BackpackGearTest
  Guest - Not logged in 

Reviews > Footwear > Trail Shoes > Chaco OutCross Evo 3 Trail Shoes > Test Report by Frances Penn

CHACO OUTCROSS EVO 3
TEST SERIES BY FRANCES PENN
LONG-TERM REPORT
September 01, 2015

CLICK HERE TO SKIP TO THE FIELD REPORT
CLICK HERE TO SKIP TO THE LONG-TERM REPORT

TESTER INFORMATION

NAME: Frances Penn
EMAIL: oldhikergirl AT yahoo DOT com
AGE: 59
LOCATION: Santa Ana, California USA
GENDER: F
HEIGHT: 5' 9" (1.75 m)
WEIGHT: 130 lb (59.00 kg)

I have been backpacking for eight years mostly on long weekends in Southern California with two or more 5-day trips per year in the Sierras. My total daypack weight, including food and water, is usually 15 lb (7 kg) and my total backpack weight, including food and water, is usually 22-26 lb (10-12 kg) depending on the need for a bear canister. I have converted to a tarp and bivy sleep system instead of a tent to keep my pack weight down. I have experienced all night rain, hail, heavy winds, camping in snow once, but mostly fair weather.


INITIAL REPORT

PRODUCT INFORMATION & SPECIFICATIONS

Manufacturer: Chaco
Model: OutCross Evo 3
Year of Manufacture: 2015
Manufacturer's Website: www.chacos.com
MSRP: US $115.00
Listed Weight: not listed
Measured Weight: 21 oz (595 g)
Size tested: 9 1/2
Women's Sizes available: 6 to 11
Color tested: Violet Quartz
Additional colors available: Marine Green, Majolica (Blue), Mecca (Rusty brown), and Black

IMAGE 1
Photo from Chacos website



INITIAL IMPRESSIONS

The shoes arrived in a recyclable cardboard shoebox that had instructions for adjusting the Chacos sandals printed inside the lid. No instructions were included for these shoes.

Upon removing the shoes from the box, I immediately noticed how small and lightweight they are. I really like the color. This is the first pair of hiking shoes I have found that come in my favorite color of purple. The accent stripe of gray up the front and around the bottoms is also pleasing.

IMAGE 2
front view of both shoes


The Evo 3 has an enclosed breathable mesh-lined upper and a synthetic rubber toe cap.

IMAGE 3
rubber toe guard


The mudguard along the bottom edge of the entire shoe is a similar purple color and design.

_Extracted information:_
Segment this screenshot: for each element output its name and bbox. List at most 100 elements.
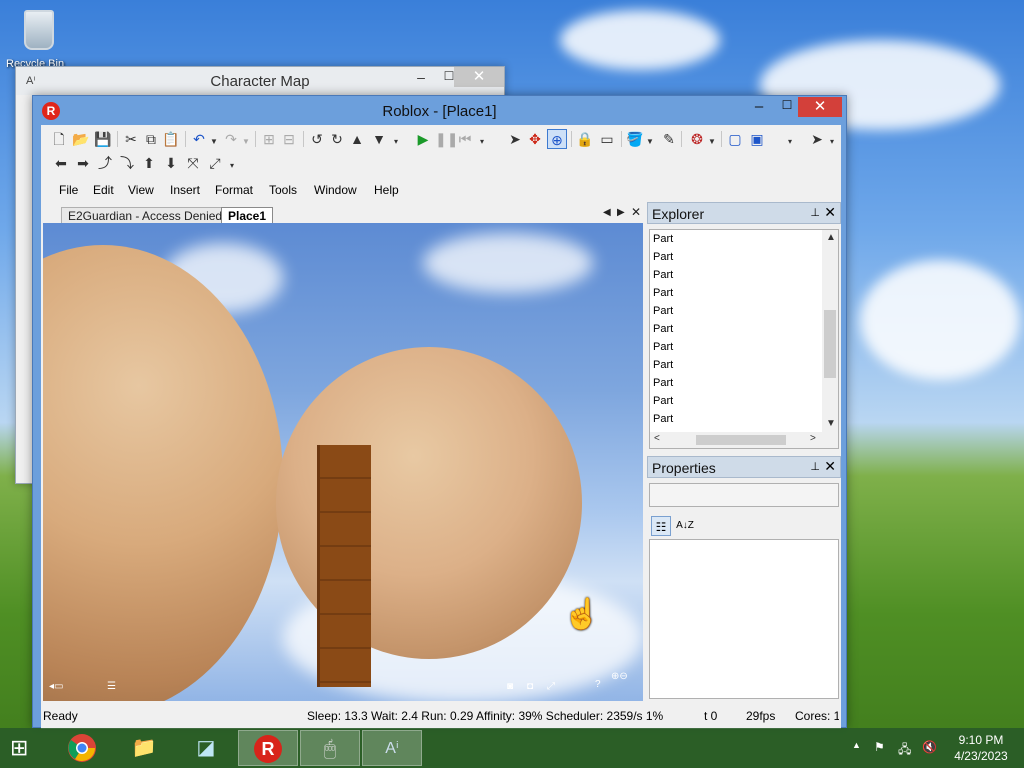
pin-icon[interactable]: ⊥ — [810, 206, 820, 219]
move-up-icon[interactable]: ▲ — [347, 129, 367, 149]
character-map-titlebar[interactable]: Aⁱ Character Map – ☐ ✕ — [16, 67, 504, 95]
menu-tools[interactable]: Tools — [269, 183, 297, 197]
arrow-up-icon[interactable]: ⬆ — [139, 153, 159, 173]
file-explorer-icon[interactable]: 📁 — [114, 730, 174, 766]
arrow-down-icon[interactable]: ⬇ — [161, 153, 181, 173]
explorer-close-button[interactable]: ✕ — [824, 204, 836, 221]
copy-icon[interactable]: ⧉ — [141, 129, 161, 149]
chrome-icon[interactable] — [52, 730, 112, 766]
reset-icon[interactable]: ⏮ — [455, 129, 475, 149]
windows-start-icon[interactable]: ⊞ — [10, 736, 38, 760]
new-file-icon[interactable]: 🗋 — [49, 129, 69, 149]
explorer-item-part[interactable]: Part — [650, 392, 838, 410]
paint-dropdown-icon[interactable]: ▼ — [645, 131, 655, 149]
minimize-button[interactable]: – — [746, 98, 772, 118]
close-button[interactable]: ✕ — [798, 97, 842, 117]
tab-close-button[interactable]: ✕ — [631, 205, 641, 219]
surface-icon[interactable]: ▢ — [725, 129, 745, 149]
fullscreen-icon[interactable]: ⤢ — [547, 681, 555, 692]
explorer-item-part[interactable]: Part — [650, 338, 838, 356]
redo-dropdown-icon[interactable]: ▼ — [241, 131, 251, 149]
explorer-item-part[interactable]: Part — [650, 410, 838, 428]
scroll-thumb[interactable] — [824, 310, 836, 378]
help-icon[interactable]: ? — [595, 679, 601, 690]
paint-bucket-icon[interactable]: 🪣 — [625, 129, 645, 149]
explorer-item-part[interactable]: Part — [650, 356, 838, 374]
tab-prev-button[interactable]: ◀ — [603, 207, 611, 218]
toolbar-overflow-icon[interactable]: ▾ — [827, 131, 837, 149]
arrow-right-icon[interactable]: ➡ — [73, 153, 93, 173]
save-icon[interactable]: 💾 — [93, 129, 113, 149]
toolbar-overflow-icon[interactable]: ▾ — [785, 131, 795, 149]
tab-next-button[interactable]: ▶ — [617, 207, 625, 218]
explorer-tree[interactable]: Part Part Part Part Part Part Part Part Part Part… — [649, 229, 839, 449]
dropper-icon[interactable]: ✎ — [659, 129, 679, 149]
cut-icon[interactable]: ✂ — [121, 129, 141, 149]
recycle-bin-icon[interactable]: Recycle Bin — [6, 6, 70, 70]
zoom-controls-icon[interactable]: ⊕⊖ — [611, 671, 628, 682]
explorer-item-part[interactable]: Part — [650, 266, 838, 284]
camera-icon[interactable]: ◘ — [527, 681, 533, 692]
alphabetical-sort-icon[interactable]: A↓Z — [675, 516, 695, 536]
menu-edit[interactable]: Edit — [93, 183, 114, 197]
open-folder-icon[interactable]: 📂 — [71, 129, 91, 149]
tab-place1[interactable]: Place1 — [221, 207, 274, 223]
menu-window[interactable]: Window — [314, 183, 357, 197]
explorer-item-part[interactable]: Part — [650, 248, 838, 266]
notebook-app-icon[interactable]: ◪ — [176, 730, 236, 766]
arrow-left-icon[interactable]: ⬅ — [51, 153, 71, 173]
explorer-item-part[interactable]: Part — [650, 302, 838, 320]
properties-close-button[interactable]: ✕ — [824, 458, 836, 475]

_Task 1:_ Reproduce the shoe review between "NAME: Frances Penn" and "lb (59.00 kg)", inclusive.
_Task 2:_ Based on the shoe review, do these statements agree with it? (a) The shoes came with instructions for adjusting them. (b) The tested pair was in the color Violet Quartz. (c) The manufacturer lists the shoes' weight. Give yes or no for each, with the deciding words quoted.
The material comes from a different source than the shoe review.

_Result 1:_
NAME: Frances Penn
EMAIL: oldhikergirl AT yahoo DOT com
AGE: 59
LOCATION: Santa Ana, California USA
GENDER: F
HEIGHT: 5' 9" (1.75 m)
WEIGHT: 130 lb (59.00 kg)

_Result 2:_
(a) No: "No instructions were included for these shoes."
(b) Yes: "Color tested: Violet Quartz"
(c) No: "Listed Weight: not listed"